• _What you need to do_: Write out each entry again. Keep every word exactly as it is.

◇ ◇ ◇ ◇ ◇ ◇ ◇

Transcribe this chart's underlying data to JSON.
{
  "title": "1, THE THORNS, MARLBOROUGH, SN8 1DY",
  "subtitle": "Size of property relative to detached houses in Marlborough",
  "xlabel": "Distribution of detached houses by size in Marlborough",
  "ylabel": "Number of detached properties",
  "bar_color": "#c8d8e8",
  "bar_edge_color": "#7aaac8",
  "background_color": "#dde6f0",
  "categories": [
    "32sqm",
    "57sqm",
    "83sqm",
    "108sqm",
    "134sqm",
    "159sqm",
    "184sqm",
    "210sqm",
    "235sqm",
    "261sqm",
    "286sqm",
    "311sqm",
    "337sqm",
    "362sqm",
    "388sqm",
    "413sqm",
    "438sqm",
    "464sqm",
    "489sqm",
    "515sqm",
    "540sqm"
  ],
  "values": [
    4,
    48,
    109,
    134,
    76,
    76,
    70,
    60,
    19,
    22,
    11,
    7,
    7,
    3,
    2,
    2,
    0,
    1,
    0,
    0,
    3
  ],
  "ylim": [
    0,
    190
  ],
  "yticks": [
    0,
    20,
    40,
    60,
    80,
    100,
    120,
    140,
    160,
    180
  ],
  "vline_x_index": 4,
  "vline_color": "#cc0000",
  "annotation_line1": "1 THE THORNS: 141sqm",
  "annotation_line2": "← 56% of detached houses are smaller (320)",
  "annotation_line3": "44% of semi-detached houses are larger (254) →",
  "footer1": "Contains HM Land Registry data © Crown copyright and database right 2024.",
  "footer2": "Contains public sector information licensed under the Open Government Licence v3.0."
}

◇ ◇ ◇ ◇ ◇ ◇ ◇

• _Answer to this exercise_:
Transcribe this chart's underlying data to JSON.
{
  "title": "1, THE THORNS, MARLBOROUGH, SN8 1DY",
  "subtitle": "Size of property relative to detached houses in Marlborough",
  "xlabel": "Distribution of detached houses by size in Marlborough",
  "ylabel": "Number of detached properties",
  "bar_color": "#c8d8e8",
  "bar_edge_color": "#7aaac8",
  "background_color": "#dde6f0",
  "categories": [
    "32sqm",
    "57sqm",
    "83sqm",
    "108sqm",
    "134sqm",
    "159sqm",
    "184sqm",
    "210sqm",
    "235sqm",
    "261sqm",
    "286sqm",
    "311sqm",
    "337sqm",
    "362sqm",
    "388sqm",
    "413sqm",
    "438sqm",
    "464sqm",
    "489sqm",
    "515sqm",
    "540sqm"
  ],
  "values": [
    4,
    48,
    109,
    134,
    76,
    76,
    70,
    60,
    19,
    22,
    11,
    7,
    7,
    3,
    2,
    2,
    0,
    1,
    0,
    0,
    3
  ],
  "ylim": [
    0,
    190
  ],
  "yticks": [
    0,
    20,
    40,
    60,
    80,
    100,
    120,
    140,
    160,
    180
  ],
  "vline_x_index": 4,
  "vline_color": "#cc0000",
  "annotation_line1": "1 THE THORNS: 141sqm",
  "annotation_line2": "← 56% of detached houses are smaller (320)",
  "annotation_line3": "44% of semi-detached houses are larger (254) →",
  "footer1": "Contains HM Land Registry data © Crown copyright and database right 2024.",
  "footer2": "Contains public sector information licensed under the Open Government Licence v3.0."
}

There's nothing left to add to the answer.